▸ GOALS
a) From the Jalal Merhi article, return the passage from "Merhi originally competed" to "both in 1980." verbatim.
b) According to the Jalal Merhi article, at what age did Merhi move to Canada?

━━━━━ GIVEN PASSAGE

- Born: January 27, 1957 (age 69) Centenário do Sul, Paraná, Brazil
- Occupations: Film and television producer, actor, martial artist
- Years active: 1988–present

= Jalal Merhi =

Brazilian-born Lebanese-Canadian martial artist, actor and filmmaker (born 1957)

Jalal Merhi is a Brazilian-born Lebanese-Canadian martial artist, actor and filmmaker. As a competitor, he was a regular on the tournament scene in the late 1970s to mid 1980s. As a film and television producer, he owns the Film One company, and previously owned a studio located at the Donlands Theatre in Toronto.

==Early life==
Merhi was born in Brazil to a family of Druze Lebanese expatriates working in the jewelry industry. He moved to Lebanon at age six, before moving again to Canada at age nineteen to study and to escape the Civil War. He initially spent time between Montreal and Toronto before permanently settling in the latter. In Canada, Merhi studied film and business. He is an alumn of Ryerson University and George Brown College, where he was discouraged to pursue a film career by one of his professors. He originally followed in his forebears' footsteps, operating JM Co., a Toronto branch of the family business which consisted of several shops and a manufacture.

==Martial arts career==
Merhi started martial arts at the age of eleven. He was inspired by his grandfather, an amateur boxer whose training books he discovered, and his brother, a Taekwondo practitioner whose routines he emulated. His formal training, however, started at age fifteen with Beirut-based club Benzi, which was affiliated with the Japan Karate Association. While he stuck with Shotokan karate long enough to earn a black belt, he deemed the rigid training out of touch with the spirituality he sought from martial arts. His true interest lay in Chinese martial arts due to their emphasis on artistry and traditional weapons, but tuition in those disciplines was not widely available at the time. Within two months of moving to Canada, Merhi found Mo Chow's kung fu school in Toronto and started training there, primarily in the Choy Li Fut and Hung Gar styles. Crediting his karate background, Merhi says he became competitive in kung fu in about half a year.

Merhi originally competed in combat, open hand forms and weapons, but a hand injury suffered in late 1978 led him to withdraw from combat to focus on the later two categories. He found a particular niche in the weapons category, where he secured his first placing in just his second tournament in early 1977. Among career highlights, Merhi claims victories in such competitions as the Canada Cup Classic and the North American Open Weapons Championship, both in 1980.

━━━━━━━━━━
━━━━━ EXTRACTED DATA

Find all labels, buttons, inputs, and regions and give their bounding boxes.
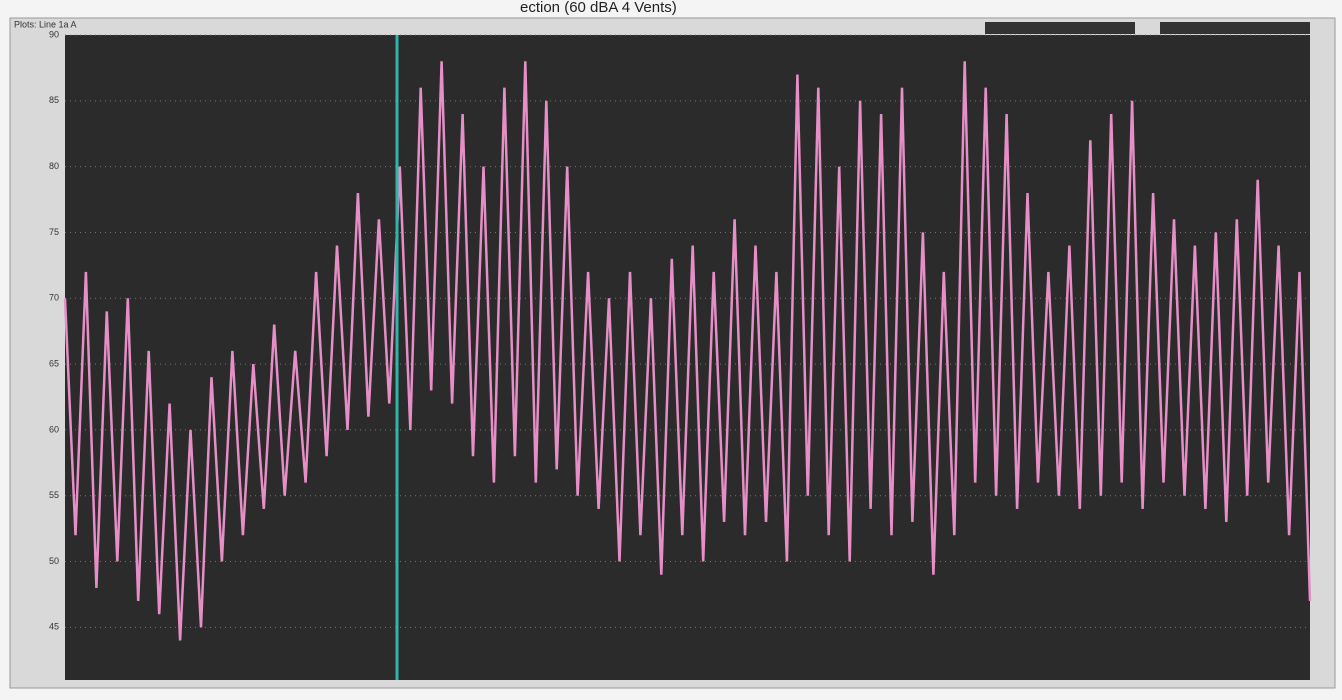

━━━━━━━━━━
━━━━━ EXTRACTED DATA

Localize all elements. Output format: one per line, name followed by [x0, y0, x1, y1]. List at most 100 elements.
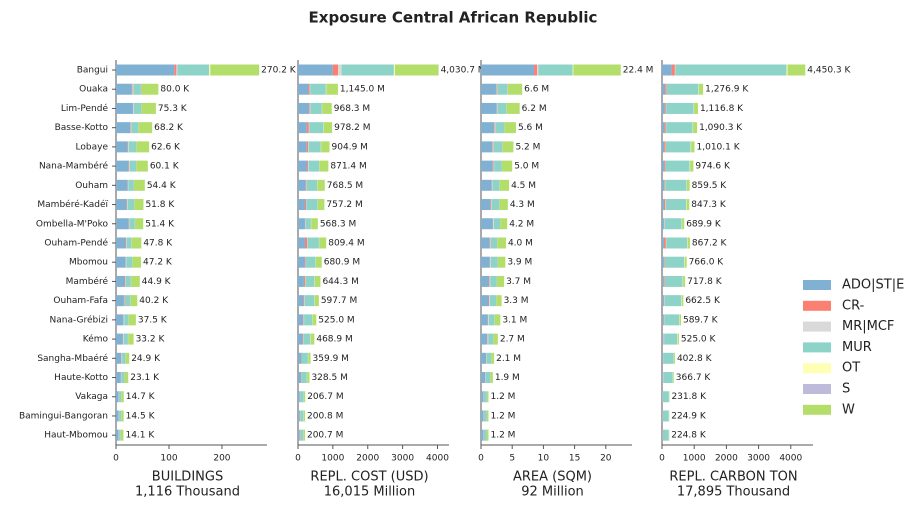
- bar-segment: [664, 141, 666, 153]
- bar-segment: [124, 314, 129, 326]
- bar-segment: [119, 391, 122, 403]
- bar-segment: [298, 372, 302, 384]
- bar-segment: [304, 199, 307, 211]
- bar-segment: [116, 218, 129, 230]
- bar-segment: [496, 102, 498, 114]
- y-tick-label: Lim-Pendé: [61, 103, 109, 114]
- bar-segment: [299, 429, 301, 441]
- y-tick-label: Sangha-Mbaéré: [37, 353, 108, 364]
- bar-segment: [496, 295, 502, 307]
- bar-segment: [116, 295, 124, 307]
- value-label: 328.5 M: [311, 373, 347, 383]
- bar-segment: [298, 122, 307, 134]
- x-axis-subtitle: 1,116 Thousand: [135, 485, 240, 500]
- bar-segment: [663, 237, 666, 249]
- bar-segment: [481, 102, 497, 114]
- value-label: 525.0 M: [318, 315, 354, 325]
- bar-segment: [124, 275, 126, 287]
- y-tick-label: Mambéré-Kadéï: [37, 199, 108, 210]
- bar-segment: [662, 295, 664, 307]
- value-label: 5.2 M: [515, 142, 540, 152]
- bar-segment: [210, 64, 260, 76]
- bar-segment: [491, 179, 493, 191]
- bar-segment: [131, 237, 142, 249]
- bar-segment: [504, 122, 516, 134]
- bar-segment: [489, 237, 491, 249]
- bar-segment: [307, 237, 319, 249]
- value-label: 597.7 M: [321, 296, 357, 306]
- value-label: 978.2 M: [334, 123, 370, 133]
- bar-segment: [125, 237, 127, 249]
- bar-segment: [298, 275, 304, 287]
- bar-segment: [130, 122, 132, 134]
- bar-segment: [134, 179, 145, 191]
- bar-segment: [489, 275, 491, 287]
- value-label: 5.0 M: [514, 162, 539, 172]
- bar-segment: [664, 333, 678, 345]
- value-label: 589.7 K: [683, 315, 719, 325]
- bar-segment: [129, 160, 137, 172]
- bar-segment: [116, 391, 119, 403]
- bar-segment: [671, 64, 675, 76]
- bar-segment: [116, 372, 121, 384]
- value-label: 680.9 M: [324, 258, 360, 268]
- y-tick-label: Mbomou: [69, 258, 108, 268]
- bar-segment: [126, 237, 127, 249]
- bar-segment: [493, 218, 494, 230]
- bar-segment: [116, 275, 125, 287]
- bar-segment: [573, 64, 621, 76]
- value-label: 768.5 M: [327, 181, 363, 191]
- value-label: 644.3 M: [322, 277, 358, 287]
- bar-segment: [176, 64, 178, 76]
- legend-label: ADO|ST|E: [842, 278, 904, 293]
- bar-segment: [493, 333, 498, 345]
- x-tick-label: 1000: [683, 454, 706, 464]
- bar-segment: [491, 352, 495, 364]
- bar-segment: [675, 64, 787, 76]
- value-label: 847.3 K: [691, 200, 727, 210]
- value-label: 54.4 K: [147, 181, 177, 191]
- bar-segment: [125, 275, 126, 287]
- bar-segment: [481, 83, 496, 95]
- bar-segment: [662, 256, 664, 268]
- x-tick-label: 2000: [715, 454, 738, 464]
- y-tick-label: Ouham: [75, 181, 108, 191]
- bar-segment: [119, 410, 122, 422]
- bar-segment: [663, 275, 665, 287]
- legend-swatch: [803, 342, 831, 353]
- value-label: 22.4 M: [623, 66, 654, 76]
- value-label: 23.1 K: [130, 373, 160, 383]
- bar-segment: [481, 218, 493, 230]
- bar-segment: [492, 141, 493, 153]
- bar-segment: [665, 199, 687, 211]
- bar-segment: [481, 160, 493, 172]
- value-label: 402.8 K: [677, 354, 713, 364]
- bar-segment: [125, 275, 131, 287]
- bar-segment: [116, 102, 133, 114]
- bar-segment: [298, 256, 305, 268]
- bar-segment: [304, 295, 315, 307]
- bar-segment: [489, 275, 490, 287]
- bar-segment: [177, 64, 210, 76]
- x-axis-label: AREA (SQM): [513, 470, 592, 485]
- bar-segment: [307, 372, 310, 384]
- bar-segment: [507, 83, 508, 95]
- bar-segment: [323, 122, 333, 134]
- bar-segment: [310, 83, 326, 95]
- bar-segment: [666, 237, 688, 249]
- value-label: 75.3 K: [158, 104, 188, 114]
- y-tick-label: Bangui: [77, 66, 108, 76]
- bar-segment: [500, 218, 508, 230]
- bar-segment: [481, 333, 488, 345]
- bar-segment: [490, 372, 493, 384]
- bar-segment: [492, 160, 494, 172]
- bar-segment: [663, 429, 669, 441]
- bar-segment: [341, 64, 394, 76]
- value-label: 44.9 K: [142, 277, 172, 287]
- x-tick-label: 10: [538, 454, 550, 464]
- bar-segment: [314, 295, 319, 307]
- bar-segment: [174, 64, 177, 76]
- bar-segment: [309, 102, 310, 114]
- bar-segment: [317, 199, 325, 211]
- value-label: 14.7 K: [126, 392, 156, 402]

━━━━━━━━━━
━━━━━ EXTRACTED DATA

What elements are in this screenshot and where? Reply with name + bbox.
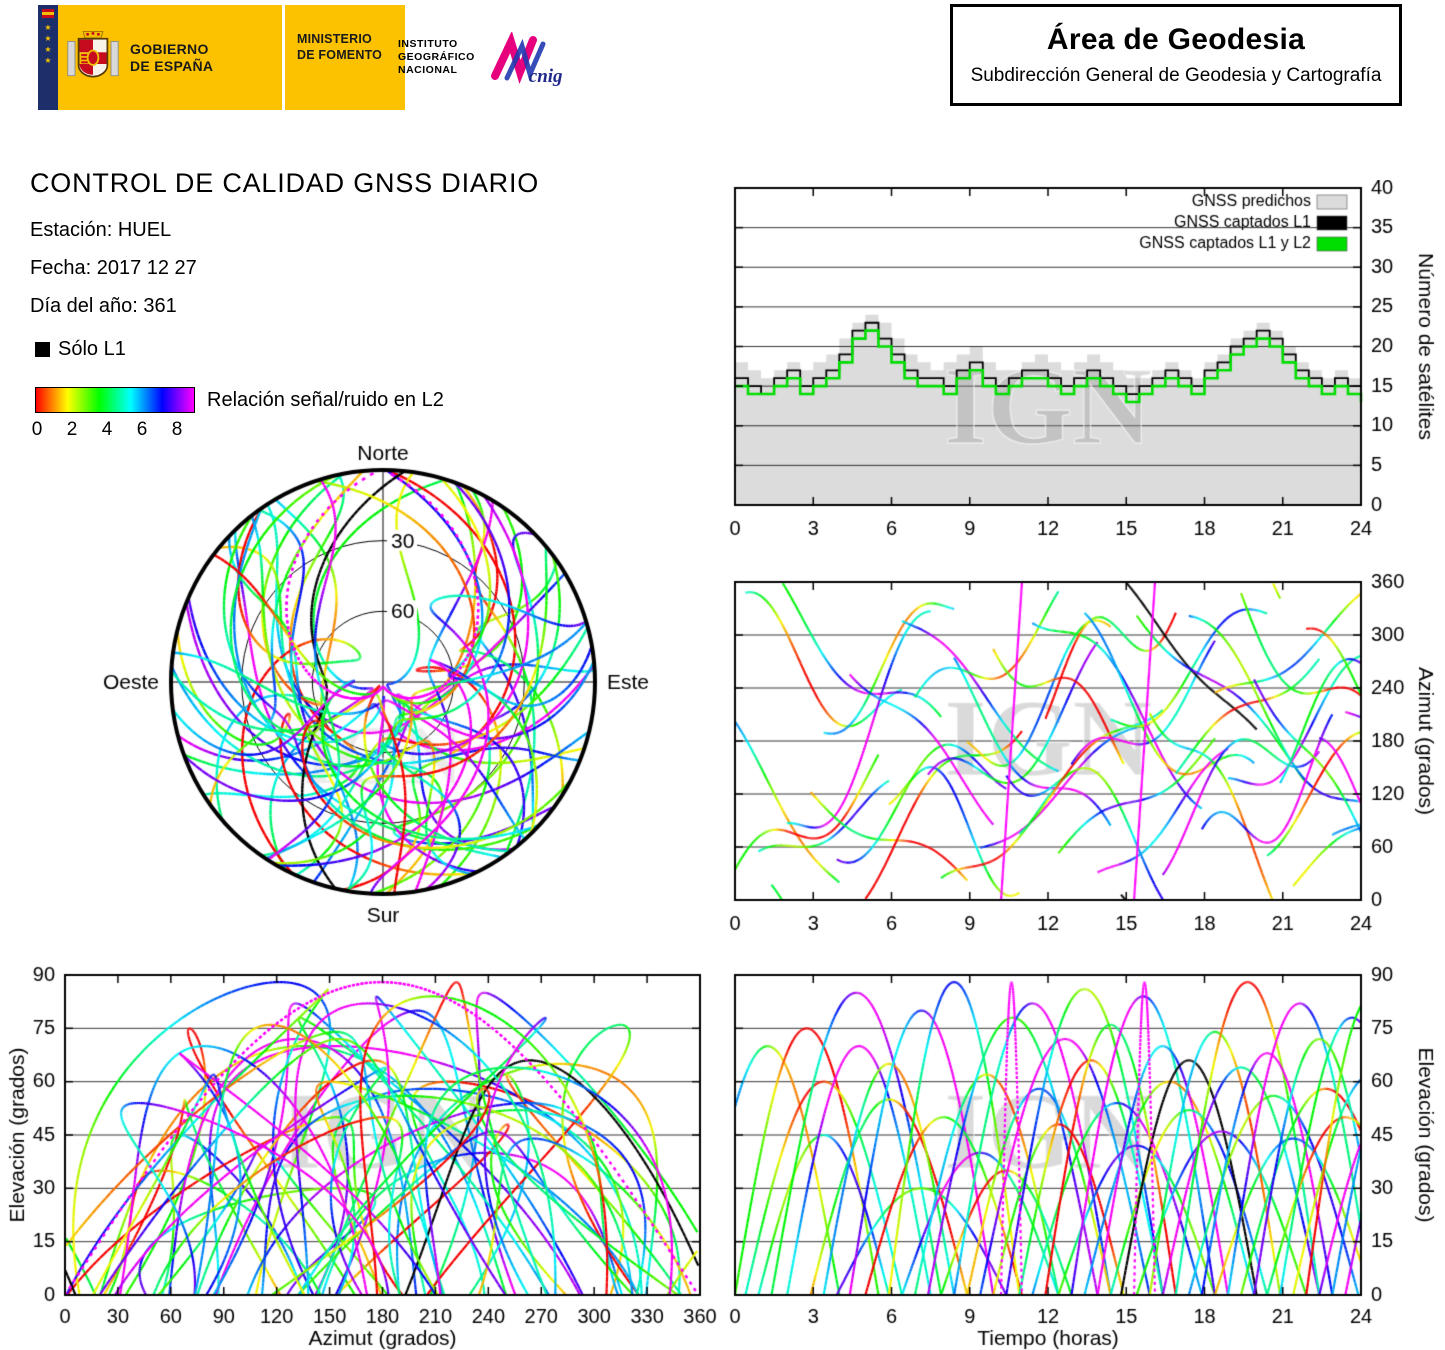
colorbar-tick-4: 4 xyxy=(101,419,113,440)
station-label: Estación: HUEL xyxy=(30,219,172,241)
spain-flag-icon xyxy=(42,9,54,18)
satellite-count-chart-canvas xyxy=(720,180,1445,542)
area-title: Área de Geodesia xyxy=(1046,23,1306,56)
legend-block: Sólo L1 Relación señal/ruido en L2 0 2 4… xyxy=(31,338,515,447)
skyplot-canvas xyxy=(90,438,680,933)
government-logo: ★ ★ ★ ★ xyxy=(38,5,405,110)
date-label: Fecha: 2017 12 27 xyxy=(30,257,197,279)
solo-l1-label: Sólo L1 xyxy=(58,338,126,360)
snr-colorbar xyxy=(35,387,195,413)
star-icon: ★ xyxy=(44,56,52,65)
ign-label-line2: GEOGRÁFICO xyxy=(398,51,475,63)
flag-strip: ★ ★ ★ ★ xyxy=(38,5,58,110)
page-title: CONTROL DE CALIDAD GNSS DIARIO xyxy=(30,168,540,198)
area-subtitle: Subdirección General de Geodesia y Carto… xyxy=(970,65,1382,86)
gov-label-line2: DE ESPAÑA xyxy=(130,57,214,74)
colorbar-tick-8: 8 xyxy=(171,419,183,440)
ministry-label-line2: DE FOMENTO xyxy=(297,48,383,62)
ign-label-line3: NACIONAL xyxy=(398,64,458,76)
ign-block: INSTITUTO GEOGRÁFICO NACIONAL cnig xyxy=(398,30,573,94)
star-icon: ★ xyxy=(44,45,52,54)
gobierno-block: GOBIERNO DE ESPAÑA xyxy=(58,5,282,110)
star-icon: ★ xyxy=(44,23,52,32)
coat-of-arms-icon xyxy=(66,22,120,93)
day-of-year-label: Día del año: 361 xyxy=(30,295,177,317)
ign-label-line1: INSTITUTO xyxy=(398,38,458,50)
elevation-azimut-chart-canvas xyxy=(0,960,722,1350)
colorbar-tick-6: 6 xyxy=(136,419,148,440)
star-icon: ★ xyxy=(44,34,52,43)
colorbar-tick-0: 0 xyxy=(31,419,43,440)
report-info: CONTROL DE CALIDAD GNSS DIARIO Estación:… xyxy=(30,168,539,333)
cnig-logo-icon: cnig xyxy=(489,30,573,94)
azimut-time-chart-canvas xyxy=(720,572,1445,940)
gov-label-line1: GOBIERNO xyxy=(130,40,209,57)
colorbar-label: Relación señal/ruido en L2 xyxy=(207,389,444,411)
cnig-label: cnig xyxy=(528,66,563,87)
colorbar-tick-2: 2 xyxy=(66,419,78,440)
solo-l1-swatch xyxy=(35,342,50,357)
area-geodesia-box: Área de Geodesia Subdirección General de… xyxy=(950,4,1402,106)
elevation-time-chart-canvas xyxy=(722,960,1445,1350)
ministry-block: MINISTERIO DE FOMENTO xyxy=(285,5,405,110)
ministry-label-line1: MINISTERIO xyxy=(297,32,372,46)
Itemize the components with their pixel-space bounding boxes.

━━━━━━━━━━

▸ RESULTS OF THE EXERCISE
a)
Merhi originally competed in combat, open hand forms and weapons, but a hand injury suffered in late 1978 led him to withdraw from combat to focus on the later two categories. He found a particular niche in the weapons category, where he secured his first placing in just his second tournament in early 1977. Among career highlights, Merhi claims victories in such competitions as the Canada Cup Classic and the North American Open Weapons Championship, both in 1980.

b) At age nineteen.